Data entries
::::

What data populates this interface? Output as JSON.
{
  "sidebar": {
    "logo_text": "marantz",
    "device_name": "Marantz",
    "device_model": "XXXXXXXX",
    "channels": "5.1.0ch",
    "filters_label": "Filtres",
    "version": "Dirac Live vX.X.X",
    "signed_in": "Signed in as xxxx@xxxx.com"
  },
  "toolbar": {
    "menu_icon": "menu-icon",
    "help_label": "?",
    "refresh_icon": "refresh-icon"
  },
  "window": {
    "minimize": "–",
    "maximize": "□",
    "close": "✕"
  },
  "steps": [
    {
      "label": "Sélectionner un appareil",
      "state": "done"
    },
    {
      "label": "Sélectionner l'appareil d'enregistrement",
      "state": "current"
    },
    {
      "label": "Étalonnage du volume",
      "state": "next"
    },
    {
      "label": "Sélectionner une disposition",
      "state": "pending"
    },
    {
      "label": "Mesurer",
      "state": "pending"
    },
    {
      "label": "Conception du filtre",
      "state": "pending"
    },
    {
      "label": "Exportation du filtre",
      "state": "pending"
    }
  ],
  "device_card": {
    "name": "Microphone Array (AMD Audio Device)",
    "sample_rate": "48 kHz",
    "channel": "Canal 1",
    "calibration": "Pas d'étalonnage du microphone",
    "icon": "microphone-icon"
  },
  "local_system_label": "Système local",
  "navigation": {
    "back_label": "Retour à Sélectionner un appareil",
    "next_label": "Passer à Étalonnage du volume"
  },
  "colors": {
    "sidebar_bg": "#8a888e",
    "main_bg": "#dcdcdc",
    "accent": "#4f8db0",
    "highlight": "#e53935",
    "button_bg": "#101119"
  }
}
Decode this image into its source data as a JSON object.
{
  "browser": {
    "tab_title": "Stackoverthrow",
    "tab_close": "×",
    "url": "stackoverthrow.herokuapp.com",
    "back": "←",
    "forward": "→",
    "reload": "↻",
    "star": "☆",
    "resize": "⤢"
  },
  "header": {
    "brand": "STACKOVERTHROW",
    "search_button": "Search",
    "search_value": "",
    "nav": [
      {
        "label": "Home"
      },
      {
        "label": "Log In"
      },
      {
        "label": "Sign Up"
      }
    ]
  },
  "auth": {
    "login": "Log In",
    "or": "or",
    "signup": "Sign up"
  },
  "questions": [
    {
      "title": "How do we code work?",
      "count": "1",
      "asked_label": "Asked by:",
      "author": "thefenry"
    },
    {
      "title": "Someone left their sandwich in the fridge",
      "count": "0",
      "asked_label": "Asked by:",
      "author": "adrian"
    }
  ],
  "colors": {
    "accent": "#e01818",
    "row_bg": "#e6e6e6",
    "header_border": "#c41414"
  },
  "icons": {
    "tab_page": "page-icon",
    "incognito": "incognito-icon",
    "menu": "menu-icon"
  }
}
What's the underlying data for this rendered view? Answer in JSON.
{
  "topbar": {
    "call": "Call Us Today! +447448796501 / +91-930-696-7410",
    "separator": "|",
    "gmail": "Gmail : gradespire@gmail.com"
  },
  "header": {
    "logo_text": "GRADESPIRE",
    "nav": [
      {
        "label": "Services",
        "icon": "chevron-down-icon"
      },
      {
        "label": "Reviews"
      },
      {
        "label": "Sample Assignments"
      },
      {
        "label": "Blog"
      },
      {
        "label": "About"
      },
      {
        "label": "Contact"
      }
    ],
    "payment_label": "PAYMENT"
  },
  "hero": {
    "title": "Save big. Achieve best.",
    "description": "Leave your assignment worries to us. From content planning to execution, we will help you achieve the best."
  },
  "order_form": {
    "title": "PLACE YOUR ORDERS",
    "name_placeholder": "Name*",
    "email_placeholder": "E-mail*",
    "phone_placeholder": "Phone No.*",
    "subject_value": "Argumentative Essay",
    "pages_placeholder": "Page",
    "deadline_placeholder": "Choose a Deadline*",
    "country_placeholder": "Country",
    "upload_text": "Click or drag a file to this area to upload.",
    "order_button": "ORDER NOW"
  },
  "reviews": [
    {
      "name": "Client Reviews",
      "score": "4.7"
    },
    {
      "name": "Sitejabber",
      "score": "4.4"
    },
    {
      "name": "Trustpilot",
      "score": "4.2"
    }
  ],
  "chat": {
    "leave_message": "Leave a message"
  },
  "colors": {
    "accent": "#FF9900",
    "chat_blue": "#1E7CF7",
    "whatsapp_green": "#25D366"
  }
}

::::

(What to work on) Give the lines exactly as they stand, from the line with "What's the underlying" through the end of the material.

(The output)
What's the underlying data for this rendered view? Answer in JSON.
{
  "topbar": {
    "call": "Call Us Today! +447448796501 / +91-930-696-7410",
    "separator": "|",
    "gmail": "Gmail : gradespire@gmail.com"
  },
  "header": {
    "logo_text": "GRADESPIRE",
    "nav": [
      {
        "label": "Services",
        "icon": "chevron-down-icon"
      },
      {
        "label": "Reviews"
      },
      {
        "label": "Sample Assignments"
      },
      {
        "label": "Blog"
      },
      {
        "label": "About"
      },
      {
        "label": "Contact"
      }
    ],
    "payment_label": "PAYMENT"
  },
  "hero": {
    "title": "Save big. Achieve best.",
    "description": "Leave your assignment worries to us. From content planning to execution, we will help you achieve the best."
  },
  "order_form": {
    "title": "PLACE YOUR ORDERS",
    "name_placeholder": "Name*",
    "email_placeholder": "E-mail*",
    "phone_placeholder": "Phone No.*",
    "subject_value": "Argumentative Essay",
    "pages_placeholder": "Page",
    "deadline_placeholder": "Choose a Deadline*",
    "country_placeholder": "Country",
    "upload_text": "Click or drag a file to this area to upload.",
    "order_button": "ORDER NOW"
  },
  "reviews": [
    {
      "name": "Client Reviews",
      "score": "4.7"
    },
    {
      "name": "Sitejabber",
      "score": "4.4"
    },
    {
      "name": "Trustpilot",
      "score": "4.2"
    }
  ],
  "chat": {
    "leave_message": "Leave a message"
  },
  "colors": {
    "accent": "#FF9900",
    "chat_blue": "#1E7CF7",
    "whatsapp_green": "#25D366"
  }
}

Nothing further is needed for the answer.